-- start of Provided records --
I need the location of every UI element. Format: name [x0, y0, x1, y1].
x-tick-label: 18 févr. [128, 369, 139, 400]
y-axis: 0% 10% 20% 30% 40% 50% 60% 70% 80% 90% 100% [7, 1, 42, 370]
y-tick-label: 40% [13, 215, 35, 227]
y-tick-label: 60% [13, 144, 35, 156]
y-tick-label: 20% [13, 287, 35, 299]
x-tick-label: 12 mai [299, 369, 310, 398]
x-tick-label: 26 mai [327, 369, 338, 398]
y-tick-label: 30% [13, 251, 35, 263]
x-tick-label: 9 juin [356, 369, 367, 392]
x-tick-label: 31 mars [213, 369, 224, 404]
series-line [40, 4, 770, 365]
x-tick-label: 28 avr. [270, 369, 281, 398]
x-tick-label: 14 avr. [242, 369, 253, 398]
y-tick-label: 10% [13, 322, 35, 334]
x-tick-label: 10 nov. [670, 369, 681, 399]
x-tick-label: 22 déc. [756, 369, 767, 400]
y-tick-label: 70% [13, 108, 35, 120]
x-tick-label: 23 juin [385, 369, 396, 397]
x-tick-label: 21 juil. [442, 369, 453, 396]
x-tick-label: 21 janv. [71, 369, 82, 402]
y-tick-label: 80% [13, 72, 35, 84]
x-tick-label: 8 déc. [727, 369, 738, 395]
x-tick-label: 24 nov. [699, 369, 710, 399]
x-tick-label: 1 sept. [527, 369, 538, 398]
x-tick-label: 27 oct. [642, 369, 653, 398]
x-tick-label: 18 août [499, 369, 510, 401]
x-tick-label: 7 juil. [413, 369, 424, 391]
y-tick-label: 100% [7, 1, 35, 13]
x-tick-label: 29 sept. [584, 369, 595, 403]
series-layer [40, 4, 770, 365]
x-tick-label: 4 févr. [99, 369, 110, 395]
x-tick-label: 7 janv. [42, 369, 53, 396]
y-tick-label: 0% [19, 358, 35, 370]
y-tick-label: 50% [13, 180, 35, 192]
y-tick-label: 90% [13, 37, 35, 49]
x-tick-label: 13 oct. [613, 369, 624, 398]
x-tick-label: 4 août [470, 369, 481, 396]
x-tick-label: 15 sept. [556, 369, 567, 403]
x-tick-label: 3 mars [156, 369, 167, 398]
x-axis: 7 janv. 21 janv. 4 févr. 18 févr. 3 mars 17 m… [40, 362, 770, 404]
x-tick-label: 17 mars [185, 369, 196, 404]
-- end of Provided records --
→ Aim of the task:
Rewrite all of the lines above, changing every "y-tick-label" to "y-axis-label" and leaving everything else as it is.

→ Right answer:
I need the location of every UI element. Format: name [x0, y0, x1, y1].
x-tick-label: 18 févr. [128, 369, 139, 400]
y-axis: 0% 10% 20% 30% 40% 50% 60% 70% 80% 90% 100% [7, 1, 42, 370]
y-axis-label: 40% [13, 215, 35, 227]
y-axis-label: 60% [13, 144, 35, 156]
y-axis-label: 20% [13, 287, 35, 299]
x-tick-label: 12 mai [299, 369, 310, 398]
x-tick-label: 26 mai [327, 369, 338, 398]
y-axis-label: 30% [13, 251, 35, 263]
x-tick-label: 9 juin [356, 369, 367, 392]
x-tick-label: 31 mars [213, 369, 224, 404]
series-line [40, 4, 770, 365]
x-tick-label: 28 avr. [270, 369, 281, 398]
x-tick-label: 14 avr. [242, 369, 253, 398]
y-axis-label: 10% [13, 322, 35, 334]
x-tick-label: 10 nov. [670, 369, 681, 399]
x-tick-label: 22 déc. [756, 369, 767, 400]
y-axis-label: 70% [13, 108, 35, 120]
x-tick-label: 23 juin [385, 369, 396, 397]
x-tick-label: 21 juil. [442, 369, 453, 396]
x-tick-label: 21 janv. [71, 369, 82, 402]
y-axis-label: 80% [13, 72, 35, 84]
x-tick-label: 8 déc. [727, 369, 738, 395]
x-tick-label: 24 nov. [699, 369, 710, 399]
x-tick-label: 1 sept. [527, 369, 538, 398]
x-tick-label: 27 oct. [642, 369, 653, 398]
x-tick-label: 18 août [499, 369, 510, 401]
x-tick-label: 7 juil. [413, 369, 424, 391]
y-axis-label: 100% [7, 1, 35, 13]
x-tick-label: 29 sept. [584, 369, 595, 403]
series-layer [40, 4, 770, 365]
x-tick-label: 4 févr. [99, 369, 110, 395]
x-tick-label: 7 janv. [42, 369, 53, 396]
y-axis-label: 0% [19, 358, 35, 370]
y-axis-label: 50% [13, 180, 35, 192]
y-axis-label: 90% [13, 37, 35, 49]
x-tick-label: 13 oct. [613, 369, 624, 398]
x-tick-label: 4 août [470, 369, 481, 396]
x-tick-label: 15 sept. [556, 369, 567, 403]
x-tick-label: 3 mars [156, 369, 167, 398]
x-axis: 7 janv. 21 janv. 4 févr. 18 févr. 3 mars 17 m… [40, 362, 770, 404]
x-tick-label: 17 mars [185, 369, 196, 404]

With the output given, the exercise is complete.